[BEGIN DATA FOR THE TASK]

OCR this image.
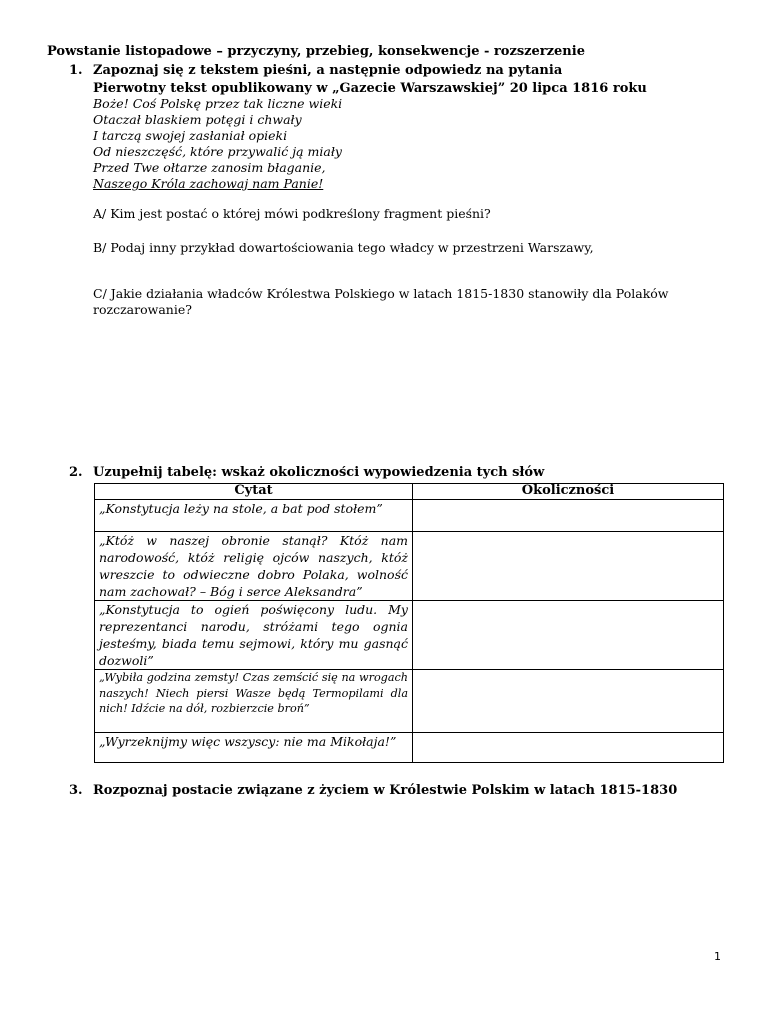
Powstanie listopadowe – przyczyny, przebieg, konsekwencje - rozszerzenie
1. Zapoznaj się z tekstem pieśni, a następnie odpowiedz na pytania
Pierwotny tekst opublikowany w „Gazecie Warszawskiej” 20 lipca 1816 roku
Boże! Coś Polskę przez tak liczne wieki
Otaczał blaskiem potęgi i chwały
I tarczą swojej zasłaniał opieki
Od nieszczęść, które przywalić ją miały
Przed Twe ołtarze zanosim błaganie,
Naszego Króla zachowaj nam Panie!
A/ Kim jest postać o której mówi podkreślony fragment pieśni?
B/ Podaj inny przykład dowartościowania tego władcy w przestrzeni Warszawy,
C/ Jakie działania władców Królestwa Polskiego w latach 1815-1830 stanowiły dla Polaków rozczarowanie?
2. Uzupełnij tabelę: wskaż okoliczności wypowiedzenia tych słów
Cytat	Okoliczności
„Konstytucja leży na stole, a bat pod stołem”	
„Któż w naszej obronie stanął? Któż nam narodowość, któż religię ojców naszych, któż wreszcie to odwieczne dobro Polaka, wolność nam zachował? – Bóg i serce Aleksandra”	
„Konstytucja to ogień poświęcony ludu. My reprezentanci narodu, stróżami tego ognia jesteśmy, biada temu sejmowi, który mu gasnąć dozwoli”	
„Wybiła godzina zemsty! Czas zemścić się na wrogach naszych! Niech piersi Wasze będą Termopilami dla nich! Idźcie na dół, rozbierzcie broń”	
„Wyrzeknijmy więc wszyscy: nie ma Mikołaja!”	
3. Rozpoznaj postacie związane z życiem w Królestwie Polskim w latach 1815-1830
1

[END DATA FOR THE TASK]
[BEGIN DATA FOR THE TASK]

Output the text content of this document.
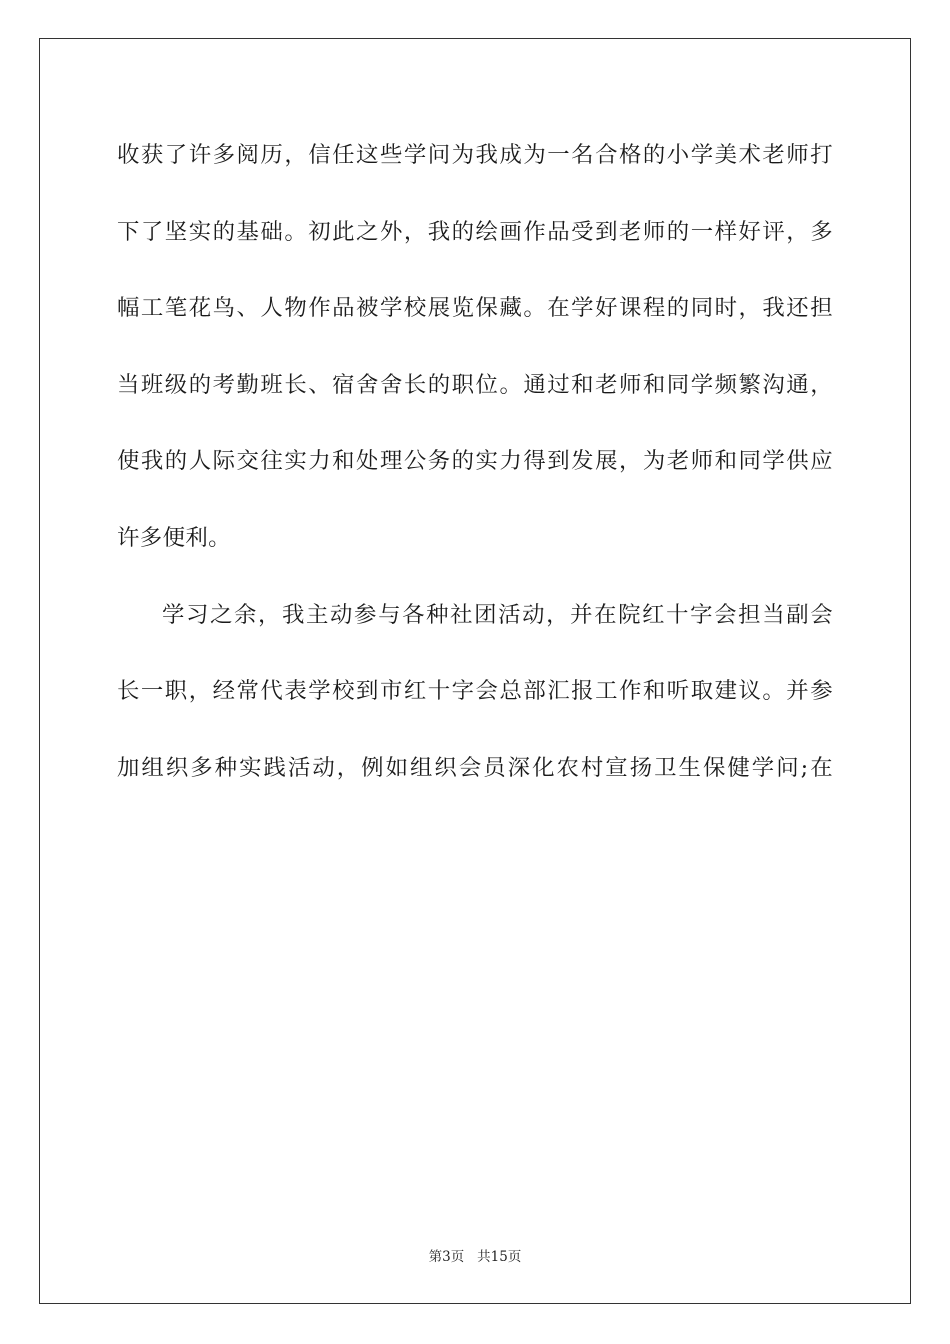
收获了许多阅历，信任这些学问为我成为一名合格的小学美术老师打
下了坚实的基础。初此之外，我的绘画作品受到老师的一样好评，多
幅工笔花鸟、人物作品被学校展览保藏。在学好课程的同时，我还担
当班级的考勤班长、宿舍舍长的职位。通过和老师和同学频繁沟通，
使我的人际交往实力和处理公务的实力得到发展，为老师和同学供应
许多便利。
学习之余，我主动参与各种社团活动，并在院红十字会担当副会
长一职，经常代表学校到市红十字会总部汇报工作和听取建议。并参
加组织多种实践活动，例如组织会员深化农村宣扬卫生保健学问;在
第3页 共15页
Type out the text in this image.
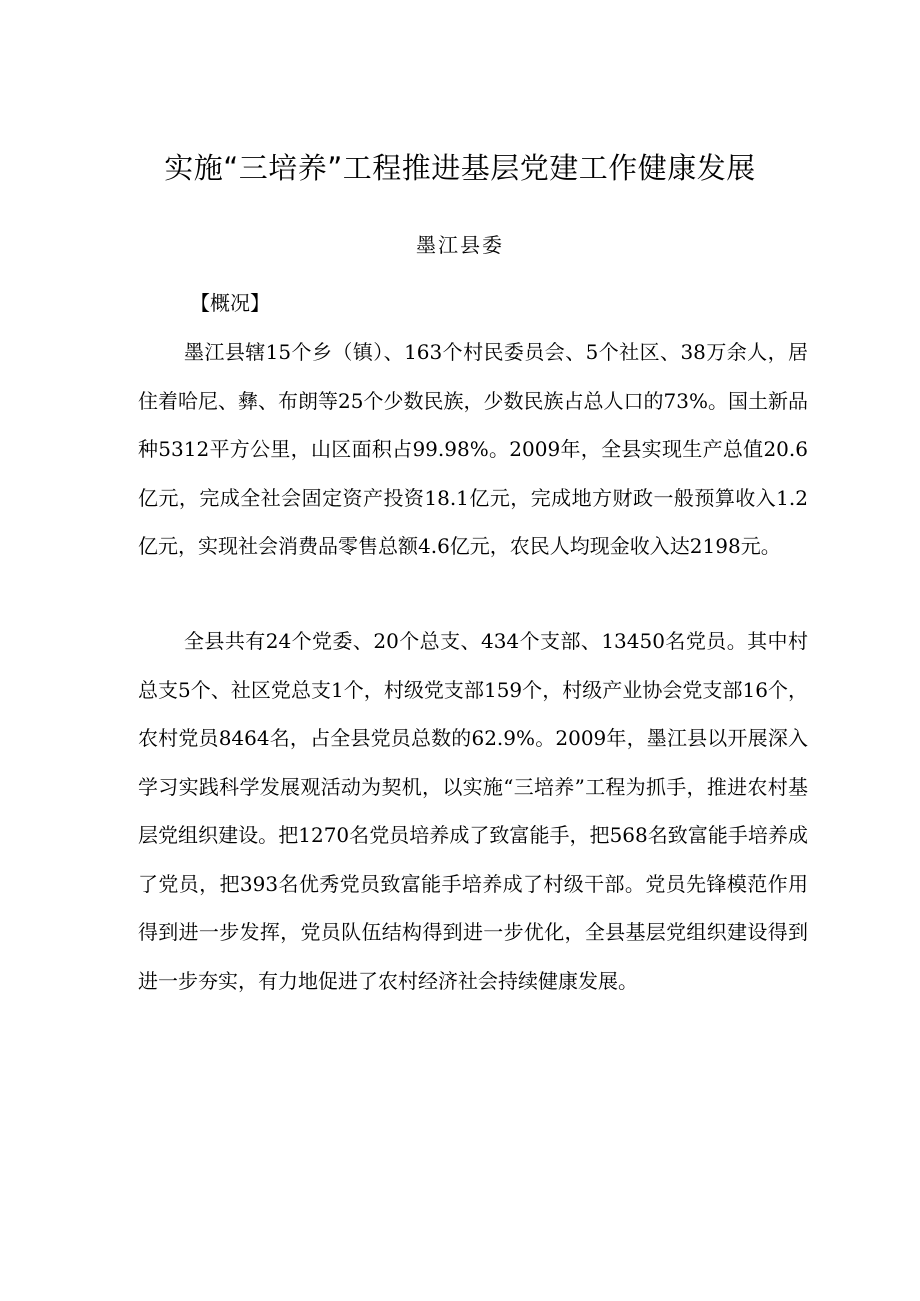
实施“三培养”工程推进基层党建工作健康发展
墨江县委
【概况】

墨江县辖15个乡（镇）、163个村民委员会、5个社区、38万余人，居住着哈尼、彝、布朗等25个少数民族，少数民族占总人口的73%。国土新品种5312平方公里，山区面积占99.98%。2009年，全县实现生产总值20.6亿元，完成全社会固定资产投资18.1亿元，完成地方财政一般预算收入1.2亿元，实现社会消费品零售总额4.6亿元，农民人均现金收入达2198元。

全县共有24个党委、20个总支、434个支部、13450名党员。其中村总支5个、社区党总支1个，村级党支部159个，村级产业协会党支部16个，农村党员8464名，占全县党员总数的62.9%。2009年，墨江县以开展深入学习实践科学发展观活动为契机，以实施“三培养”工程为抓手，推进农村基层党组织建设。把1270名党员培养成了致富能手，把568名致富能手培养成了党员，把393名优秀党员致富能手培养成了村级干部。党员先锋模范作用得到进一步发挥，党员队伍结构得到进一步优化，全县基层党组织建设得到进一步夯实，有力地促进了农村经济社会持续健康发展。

[END DATA FOR THE TASK]

EXERCISE DESCRIPTION: In the listing above, how many lines hold the word "text"? Give the number and nothing more.

ANSWER FOR THIS EXERCISE: 2